Entries with figure data:
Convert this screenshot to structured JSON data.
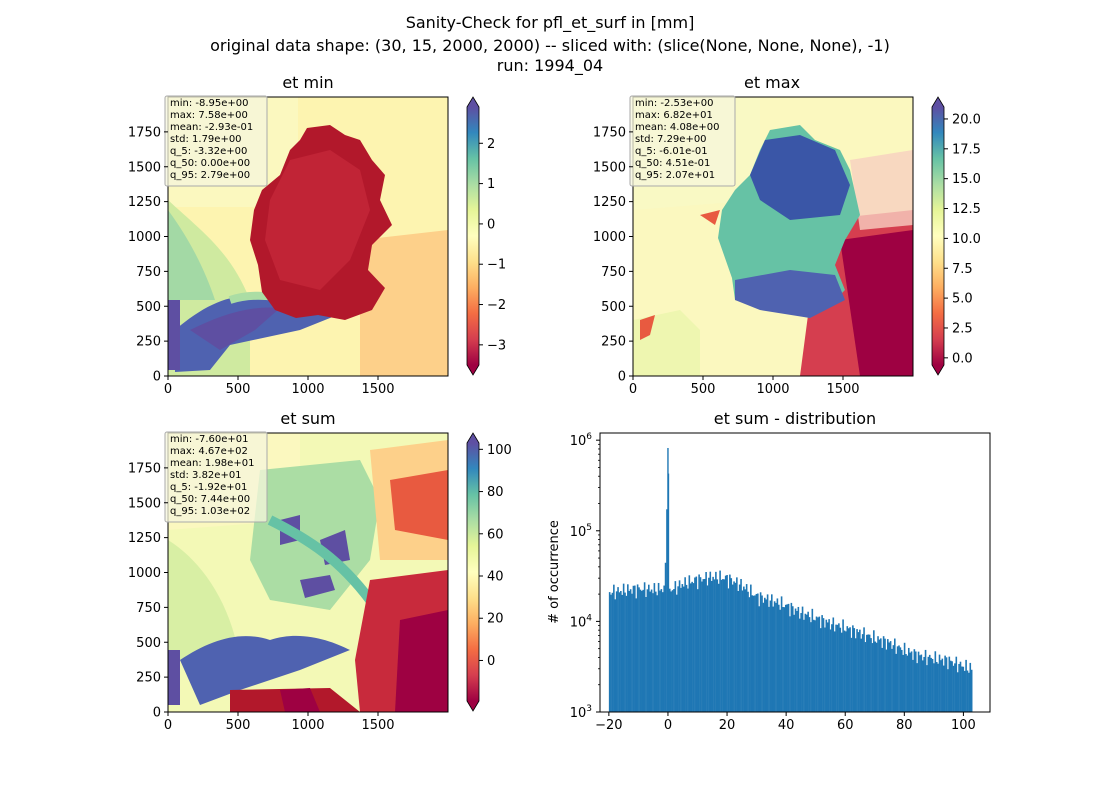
{
  "figure": {
    "title_lines": [
      "Sanity-Check for pfl_et_surf in [mm]",
      "original data shape: (30, 15, 2000, 2000) -- sliced with: (slice(None, None, None), -1)",
      "run: 1994_04"
    ]
  },
  "chart_data": [
    {
      "type": "heatmap",
      "title": "et min",
      "xlim": [
        0,
        2000
      ],
      "ylim": [
        0,
        2000
      ],
      "xticks": [
        0,
        500,
        1000,
        1500
      ],
      "yticks": [
        0,
        250,
        500,
        750,
        1000,
        1250,
        1500,
        1750
      ],
      "colormap": "Spectral",
      "colorbar": {
        "range": [
          -3.5,
          2.9
        ],
        "ticks": [
          2,
          1,
          0,
          -1,
          -2,
          -3
        ],
        "tick_labels": [
          "2",
          "1",
          "0",
          "−1",
          "−2",
          "−3"
        ],
        "extend": "both"
      },
      "stats_box": [
        "min: -8.95e+00",
        "max: 7.58e+00",
        "mean: -2.93e-01",
        "std: 1.79e+00",
        "q_5: -3.32e+00",
        "q_50: 0.00e+00",
        "q_95: 2.79e+00"
      ]
    },
    {
      "type": "heatmap",
      "title": "et max",
      "xlim": [
        0,
        2000
      ],
      "ylim": [
        0,
        2000
      ],
      "xticks": [
        0,
        500,
        1000,
        1500
      ],
      "yticks": [
        0,
        250,
        500,
        750,
        1000,
        1250,
        1500,
        1750
      ],
      "colormap": "Spectral",
      "colorbar": {
        "range": [
          -0.6,
          21.0
        ],
        "ticks": [
          20.0,
          17.5,
          15.0,
          12.5,
          10.0,
          7.5,
          5.0,
          2.5,
          0.0
        ],
        "tick_labels": [
          "20.0",
          "17.5",
          "15.0",
          "12.5",
          "10.0",
          "7.5",
          "5.0",
          "2.5",
          "0.0"
        ],
        "extend": "both"
      },
      "stats_box": [
        "min: -2.53e+00",
        "max: 6.82e+01",
        "mean: 4.08e+00",
        "std: 7.29e+00",
        "q_5: -6.01e-01",
        "q_50: 4.51e-01",
        "q_95: 2.07e+01"
      ]
    },
    {
      "type": "heatmap",
      "title": "et sum",
      "xlim": [
        0,
        2000
      ],
      "ylim": [
        0,
        2000
      ],
      "xticks": [
        0,
        500,
        1000,
        1500
      ],
      "yticks": [
        0,
        250,
        500,
        750,
        1000,
        1250,
        1500,
        1750
      ],
      "colormap": "Spectral",
      "colorbar": {
        "range": [
          -19.2,
          103
        ],
        "ticks": [
          100,
          80,
          60,
          40,
          20,
          0
        ],
        "tick_labels": [
          "100",
          "80",
          "60",
          "40",
          "20",
          "0"
        ],
        "extend": "both"
      },
      "stats_box": [
        "min: -7.60e+01",
        "max: 4.67e+02",
        "mean: 1.98e+01",
        "std: 3.82e+01",
        "q_5: -1.92e+01",
        "q_50: 7.44e+00",
        "q_95: 1.03e+02"
      ]
    },
    {
      "type": "bar",
      "title": "et sum - distribution",
      "ylabel": "# of occurrence",
      "xlabel": "",
      "xlim": [
        -23,
        109
      ],
      "ylim": [
        1000,
        1200000
      ],
      "yscale": "log",
      "xticks": [
        -20,
        0,
        20,
        40,
        60,
        80,
        100
      ],
      "xtick_labels": [
        "−20",
        "0",
        "20",
        "40",
        "60",
        "80",
        "100"
      ],
      "yticks": [
        1000,
        10000,
        100000,
        1000000
      ],
      "ytick_labels": [
        "10^3",
        "10^4",
        "10^5",
        "10^6"
      ],
      "bins": [
        -20,
        103
      ],
      "bar_color": "#1f77b4",
      "values_outline": [
        [
          -20,
          21000
        ],
        [
          -15,
          22000
        ],
        [
          -10,
          23000
        ],
        [
          -5,
          22500
        ],
        [
          -1,
          23000
        ],
        [
          0,
          820000
        ],
        [
          0.5,
          22000
        ],
        [
          5,
          26000
        ],
        [
          10,
          29000
        ],
        [
          15,
          31000
        ],
        [
          20,
          30000
        ],
        [
          25,
          25000
        ],
        [
          30,
          19000
        ],
        [
          35,
          17000
        ],
        [
          40,
          15000
        ],
        [
          45,
          12500
        ],
        [
          50,
          11000
        ],
        [
          55,
          9500
        ],
        [
          60,
          8500
        ],
        [
          65,
          7500
        ],
        [
          70,
          6500
        ],
        [
          75,
          5800
        ],
        [
          80,
          4800
        ],
        [
          85,
          4200
        ],
        [
          90,
          3900
        ],
        [
          95,
          3700
        ],
        [
          100,
          3200
        ],
        [
          103,
          3000
        ]
      ]
    }
  ]
}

» Work required
Every record above should come back exactly, but without its pictures.

» Solution to this exercise
Convert this screenshot to structured JSON data.
{
  "figure": {
    "title_lines": [
      "Sanity-Check for pfl_et_surf in [mm]",
      "original data shape: (30, 15, 2000, 2000) -- sliced with: (slice(None, None, None), -1)",
      "run: 1994_04"
    ]
  },
  "chart_data": [
    {
      "type": "heatmap",
      "title": "et min",
      "xlim": [
        0,
        2000
      ],
      "ylim": [
        0,
        2000
      ],
      "xticks": [
        0,
        500,
        1000,
        1500
      ],
      "yticks": [
        0,
        250,
        500,
        750,
        1000,
        1250,
        1500,
        1750
      ],
      "colormap": "Spectral",
      "colorbar": {
        "range": [
          -3.5,
          2.9
        ],
        "ticks": [
          2,
          1,
          0,
          -1,
          -2,
          -3
        ],
        "tick_labels": [
          "2",
          "1",
          "0",
          "−1",
          "−2",
          "−3"
        ],
        "extend": "both"
      },
      "stats_box": [
        "min: -8.95e+00",
        "max: 7.58e+00",
        "mean: -2.93e-01",
        "std: 1.79e+00",
        "q_5: -3.32e+00",
        "q_50: 0.00e+00",
        "q_95: 2.79e+00"
      ]
    },
    {
      "type": "heatmap",
      "title": "et max",
      "xlim": [
        0,
        2000
      ],
      "ylim": [
        0,
        2000
      ],
      "xticks": [
        0,
        500,
        1000,
        1500
      ],
      "yticks": [
        0,
        250,
        500,
        750,
        1000,
        1250,
        1500,
        1750
      ],
      "colormap": "Spectral",
      "colorbar": {
        "range": [
          -0.6,
          21.0
        ],
        "ticks": [
          20.0,
          17.5,
          15.0,
          12.5,
          10.0,
          7.5,
          5.0,
          2.5,
          0.0
        ],
        "tick_labels": [
          "20.0",
          "17.5",
          "15.0",
          "12.5",
          "10.0",
          "7.5",
          "5.0",
          "2.5",
          "0.0"
        ],
        "extend": "both"
      },
      "stats_box": [
        "min: -2.53e+00",
        "max: 6.82e+01",
        "mean: 4.08e+00",
        "std: 7.29e+00",
        "q_5: -6.01e-01",
        "q_50: 4.51e-01",
        "q_95: 2.07e+01"
      ]
    },
    {
      "type": "heatmap",
      "title": "et sum",
      "xlim": [
        0,
        2000
      ],
      "ylim": [
        0,
        2000
      ],
      "xticks": [
        0,
        500,
        1000,
        1500
      ],
      "yticks": [
        0,
        250,
        500,
        750,
        1000,
        1250,
        1500,
        1750
      ],
      "colormap": "Spectral",
      "colorbar": {
        "range": [
          -19.2,
          103
        ],
        "ticks": [
          100,
          80,
          60,
          40,
          20,
          0
        ],
        "tick_labels": [
          "100",
          "80",
          "60",
          "40",
          "20",
          "0"
        ],
        "extend": "both"
      },
      "stats_box": [
        "min: -7.60e+01",
        "max: 4.67e+02",
        "mean: 1.98e+01",
        "std: 3.82e+01",
        "q_5: -1.92e+01",
        "q_50: 7.44e+00",
        "q_95: 1.03e+02"
      ]
    },
    {
      "type": "bar",
      "title": "et sum - distribution",
      "ylabel": "# of occurrence",
      "xlabel": "",
      "xlim": [
        -23,
        109
      ],
      "ylim": [
        1000,
        1200000
      ],
      "yscale": "log",
      "xticks": [
        -20,
        0,
        20,
        40,
        60,
        80,
        100
      ],
      "xtick_labels": [
        "−20",
        "0",
        "20",
        "40",
        "60",
        "80",
        "100"
      ],
      "yticks": [
        1000,
        10000,
        100000,
        1000000
      ],
      "ytick_labels": [
        "10^3",
        "10^4",
        "10^5",
        "10^6"
      ],
      "bins": [
        -20,
        103
      ],
      "bar_color": "#1f77b4",
      "values_outline": [
        [
          -20,
          21000
        ],
        [
          -15,
          22000
        ],
        [
          -10,
          23000
        ],
        [
          -5,
          22500
        ],
        [
          -1,
          23000
        ],
        [
          0,
          820000
        ],
        [
          0.5,
          22000
        ],
        [
          5,
          26000
        ],
        [
          10,
          29000
        ],
        [
          15,
          31000
        ],
        [
          20,
          30000
        ],
        [
          25,
          25000
        ],
        [
          30,
          19000
        ],
        [
          35,
          17000
        ],
        [
          40,
          15000
        ],
        [
          45,
          12500
        ],
        [
          50,
          11000
        ],
        [
          55,
          9500
        ],
        [
          60,
          8500
        ],
        [
          65,
          7500
        ],
        [
          70,
          6500
        ],
        [
          75,
          5800
        ],
        [
          80,
          4800
        ],
        [
          85,
          4200
        ],
        [
          90,
          3900
        ],
        [
          95,
          3700
        ],
        [
          100,
          3200
        ],
        [
          103,
          3000
        ]
      ]
    }
  ]
}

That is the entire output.